*Dataset extract:*

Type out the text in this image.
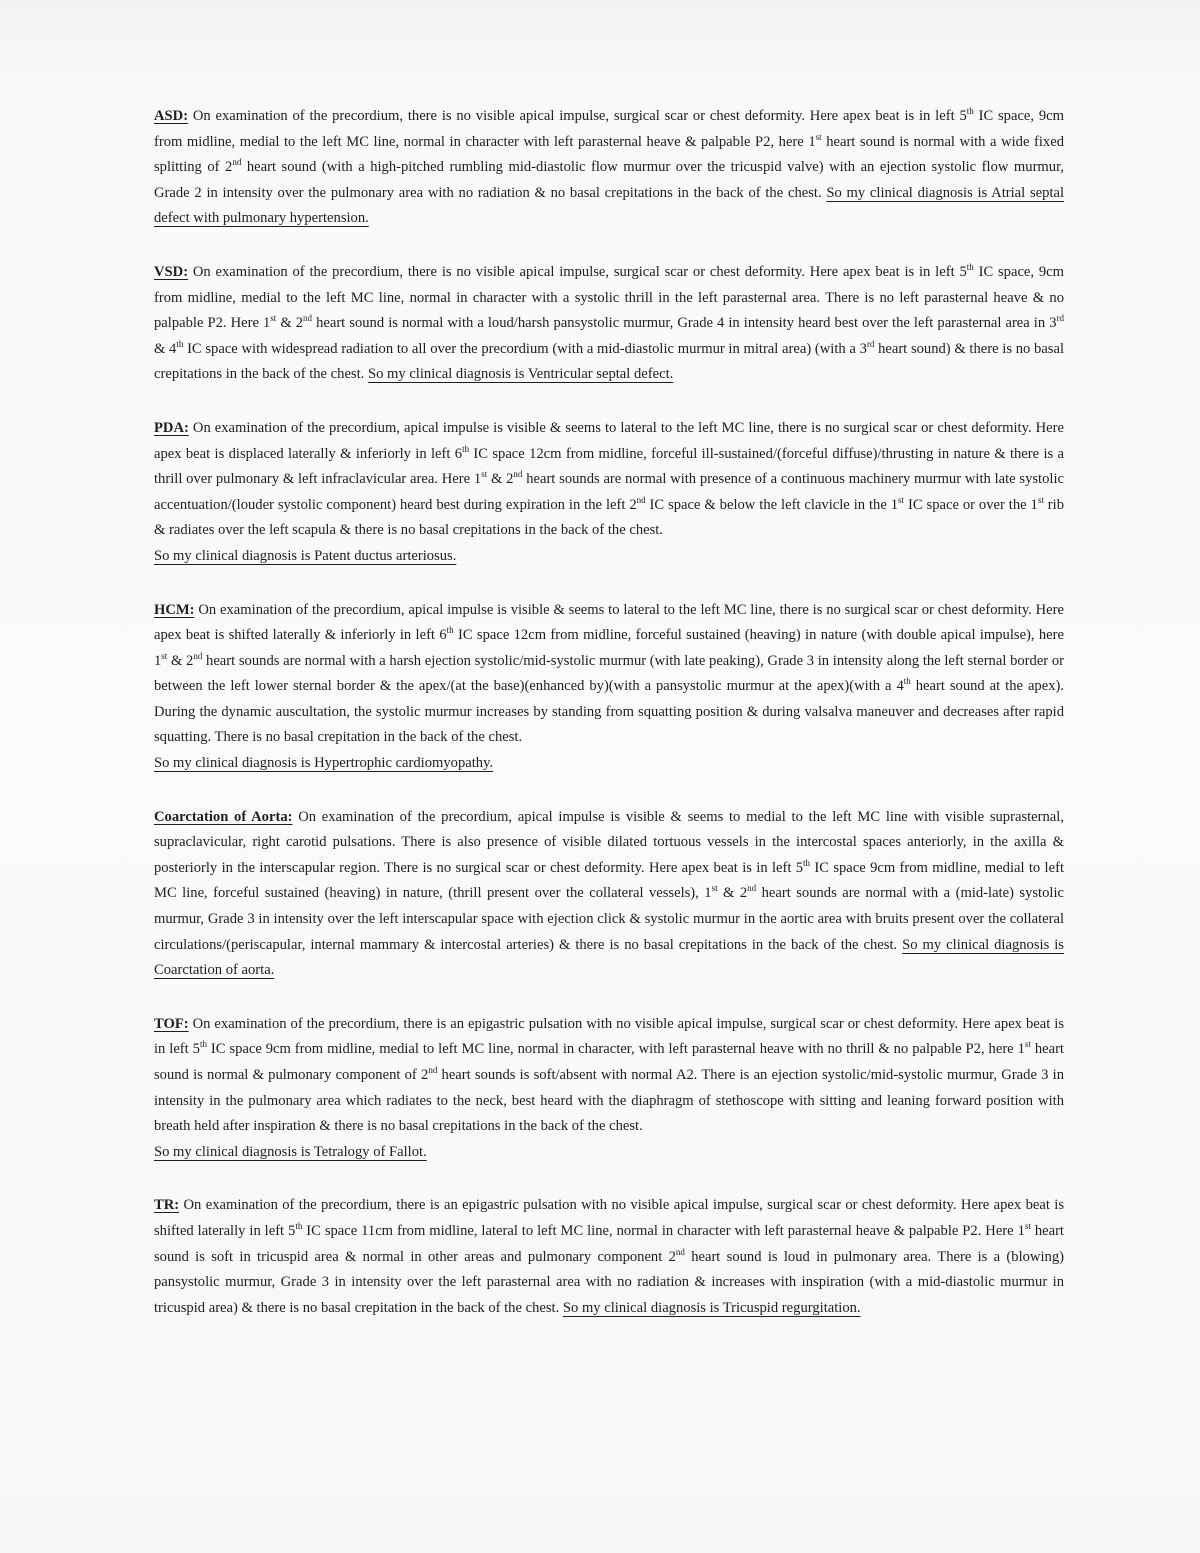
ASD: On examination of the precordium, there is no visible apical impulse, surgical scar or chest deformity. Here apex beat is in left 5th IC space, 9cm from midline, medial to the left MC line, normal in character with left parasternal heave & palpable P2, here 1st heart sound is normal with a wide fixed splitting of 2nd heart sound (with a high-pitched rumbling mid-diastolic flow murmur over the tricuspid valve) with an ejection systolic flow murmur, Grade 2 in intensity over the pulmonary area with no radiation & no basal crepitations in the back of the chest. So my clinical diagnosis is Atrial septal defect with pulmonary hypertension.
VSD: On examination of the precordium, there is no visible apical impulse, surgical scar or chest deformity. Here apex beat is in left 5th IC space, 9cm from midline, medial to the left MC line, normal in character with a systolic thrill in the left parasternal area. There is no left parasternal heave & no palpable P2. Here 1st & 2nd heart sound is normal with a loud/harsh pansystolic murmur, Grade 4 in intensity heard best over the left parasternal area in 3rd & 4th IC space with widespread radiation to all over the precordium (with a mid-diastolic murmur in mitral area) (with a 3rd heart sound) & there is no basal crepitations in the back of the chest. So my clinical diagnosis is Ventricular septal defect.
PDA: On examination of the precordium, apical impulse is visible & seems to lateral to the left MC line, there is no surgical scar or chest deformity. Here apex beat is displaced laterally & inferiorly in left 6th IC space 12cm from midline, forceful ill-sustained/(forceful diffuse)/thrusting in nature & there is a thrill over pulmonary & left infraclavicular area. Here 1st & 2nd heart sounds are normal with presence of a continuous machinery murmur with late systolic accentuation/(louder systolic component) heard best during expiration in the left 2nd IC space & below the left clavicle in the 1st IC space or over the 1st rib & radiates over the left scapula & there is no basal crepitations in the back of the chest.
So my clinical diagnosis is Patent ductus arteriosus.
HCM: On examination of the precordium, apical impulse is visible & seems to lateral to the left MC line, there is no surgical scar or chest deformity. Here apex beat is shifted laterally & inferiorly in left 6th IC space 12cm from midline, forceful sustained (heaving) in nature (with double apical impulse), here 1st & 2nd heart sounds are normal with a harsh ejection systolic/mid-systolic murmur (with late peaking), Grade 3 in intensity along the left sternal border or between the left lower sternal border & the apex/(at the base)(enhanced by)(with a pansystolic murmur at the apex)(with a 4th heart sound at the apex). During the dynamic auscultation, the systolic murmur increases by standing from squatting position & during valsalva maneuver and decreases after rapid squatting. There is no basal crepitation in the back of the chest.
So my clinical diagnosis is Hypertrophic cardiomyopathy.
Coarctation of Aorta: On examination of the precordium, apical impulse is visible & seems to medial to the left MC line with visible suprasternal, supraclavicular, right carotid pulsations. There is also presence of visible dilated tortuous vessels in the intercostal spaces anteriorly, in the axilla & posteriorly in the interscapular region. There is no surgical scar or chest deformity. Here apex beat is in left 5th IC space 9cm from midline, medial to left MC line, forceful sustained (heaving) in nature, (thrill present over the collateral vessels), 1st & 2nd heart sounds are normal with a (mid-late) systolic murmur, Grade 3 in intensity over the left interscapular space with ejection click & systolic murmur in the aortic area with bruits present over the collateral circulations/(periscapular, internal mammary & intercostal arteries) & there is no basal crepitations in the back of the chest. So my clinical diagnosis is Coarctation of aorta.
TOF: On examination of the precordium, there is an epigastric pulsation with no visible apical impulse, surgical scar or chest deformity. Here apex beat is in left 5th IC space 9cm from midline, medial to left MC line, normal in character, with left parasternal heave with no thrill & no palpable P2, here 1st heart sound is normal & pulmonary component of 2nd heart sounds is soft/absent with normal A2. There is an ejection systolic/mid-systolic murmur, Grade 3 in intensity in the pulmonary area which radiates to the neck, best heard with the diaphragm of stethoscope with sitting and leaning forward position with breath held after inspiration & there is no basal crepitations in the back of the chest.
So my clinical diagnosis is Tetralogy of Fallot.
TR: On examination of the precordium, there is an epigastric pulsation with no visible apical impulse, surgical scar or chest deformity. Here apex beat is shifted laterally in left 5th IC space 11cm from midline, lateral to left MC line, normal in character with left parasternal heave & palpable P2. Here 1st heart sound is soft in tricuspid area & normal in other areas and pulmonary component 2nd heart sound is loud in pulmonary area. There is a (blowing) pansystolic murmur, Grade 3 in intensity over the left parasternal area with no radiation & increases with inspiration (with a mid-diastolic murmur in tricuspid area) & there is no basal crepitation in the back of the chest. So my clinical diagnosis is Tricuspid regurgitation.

*Task:* Leave the images out and output the remaining material exactly as it stands.

*Worked answer:*
Type out the text in this image.
ASD: On examination of the precordium, there is no visible apical impulse, surgical scar or chest deformity. Here apex beat is in left 5th IC space, 9cm from midline, medial to the left MC line, normal in character with left parasternal heave & palpable P2, here 1st heart sound is normal with a wide fixed splitting of 2nd heart sound (with a high-pitched rumbling mid-diastolic flow murmur over the tricuspid valve) with an ejection systolic flow murmur, Grade 2 in intensity over the pulmonary area with no radiation & no basal crepitations in the back of the chest. So my clinical diagnosis is Atrial septal defect with pulmonary hypertension.
VSD: On examination of the precordium, there is no visible apical impulse, surgical scar or chest deformity. Here apex beat is in left 5th IC space, 9cm from midline, medial to the left MC line, normal in character with a systolic thrill in the left parasternal area. There is no left parasternal heave & no palpable P2. Here 1st & 2nd heart sound is normal with a loud/harsh pansystolic murmur, Grade 4 in intensity heard best over the left parasternal area in 3rd & 4th IC space with widespread radiation to all over the precordium (with a mid-diastolic murmur in mitral area) (with a 3rd heart sound) & there is no basal crepitations in the back of the chest. So my clinical diagnosis is Ventricular septal defect.
PDA: On examination of the precordium, apical impulse is visible & seems to lateral to the left MC line, there is no surgical scar or chest deformity. Here apex beat is displaced laterally & inferiorly in left 6th IC space 12cm from midline, forceful ill-sustained/(forceful diffuse)/thrusting in nature & there is a thrill over pulmonary & left infraclavicular area. Here 1st & 2nd heart sounds are normal with presence of a continuous machinery murmur with late systolic accentuation/(louder systolic component) heard best during expiration in the left 2nd IC space & below the left clavicle in the 1st IC space or over the 1st rib & radiates over the left scapula & there is no basal crepitations in the back of the chest.
So my clinical diagnosis is Patent ductus arteriosus.
HCM: On examination of the precordium, apical impulse is visible & seems to lateral to the left MC line, there is no surgical scar or chest deformity. Here apex beat is shifted laterally & inferiorly in left 6th IC space 12cm from midline, forceful sustained (heaving) in nature (with double apical impulse), here 1st & 2nd heart sounds are normal with a harsh ejection systolic/mid-systolic murmur (with late peaking), Grade 3 in intensity along the left sternal border or between the left lower sternal border & the apex/(at the base)(enhanced by)(with a pansystolic murmur at the apex)(with a 4th heart sound at the apex). During the dynamic auscultation, the systolic murmur increases by standing from squatting position & during valsalva maneuver and decreases after rapid squatting. There is no basal crepitation in the back of the chest.
So my clinical diagnosis is Hypertrophic cardiomyopathy.
Coarctation of Aorta: On examination of the precordium, apical impulse is visible & seems to medial to the left MC line with visible suprasternal, supraclavicular, right carotid pulsations. There is also presence of visible dilated tortuous vessels in the intercostal spaces anteriorly, in the axilla & posteriorly in the interscapular region. There is no surgical scar or chest deformity. Here apex beat is in left 5th IC space 9cm from midline, medial to left MC line, forceful sustained (heaving) in nature, (thrill present over the collateral vessels), 1st & 2nd heart sounds are normal with a (mid-late) systolic murmur, Grade 3 in intensity over the left interscapular space with ejection click & systolic murmur in the aortic area with bruits present over the collateral circulations/(periscapular, internal mammary & intercostal arteries) & there is no basal crepitations in the back of the chest. So my clinical diagnosis is Coarctation of aorta.
TOF: On examination of the precordium, there is an epigastric pulsation with no visible apical impulse, surgical scar or chest deformity. Here apex beat is in left 5th IC space 9cm from midline, medial to left MC line, normal in character, with left parasternal heave with no thrill & no palpable P2, here 1st heart sound is normal & pulmonary component of 2nd heart sounds is soft/absent with normal A2. There is an ejection systolic/mid-systolic murmur, Grade 3 in intensity in the pulmonary area which radiates to the neck, best heard with the diaphragm of stethoscope with sitting and leaning forward position with breath held after inspiration & there is no basal crepitations in the back of the chest.
So my clinical diagnosis is Tetralogy of Fallot.
TR: On examination of the precordium, there is an epigastric pulsation with no visible apical impulse, surgical scar or chest deformity. Here apex beat is shifted laterally in left 5th IC space 11cm from midline, lateral to left MC line, normal in character with left parasternal heave & palpable P2. Here 1st heart sound is soft in tricuspid area & normal in other areas and pulmonary component 2nd heart sound is loud in pulmonary area. There is a (blowing) pansystolic murmur, Grade 3 in intensity over the left parasternal area with no radiation & increases with inspiration (with a mid-diastolic murmur in tricuspid area) & there is no basal crepitation in the back of the chest. So my clinical diagnosis is Tricuspid regurgitation.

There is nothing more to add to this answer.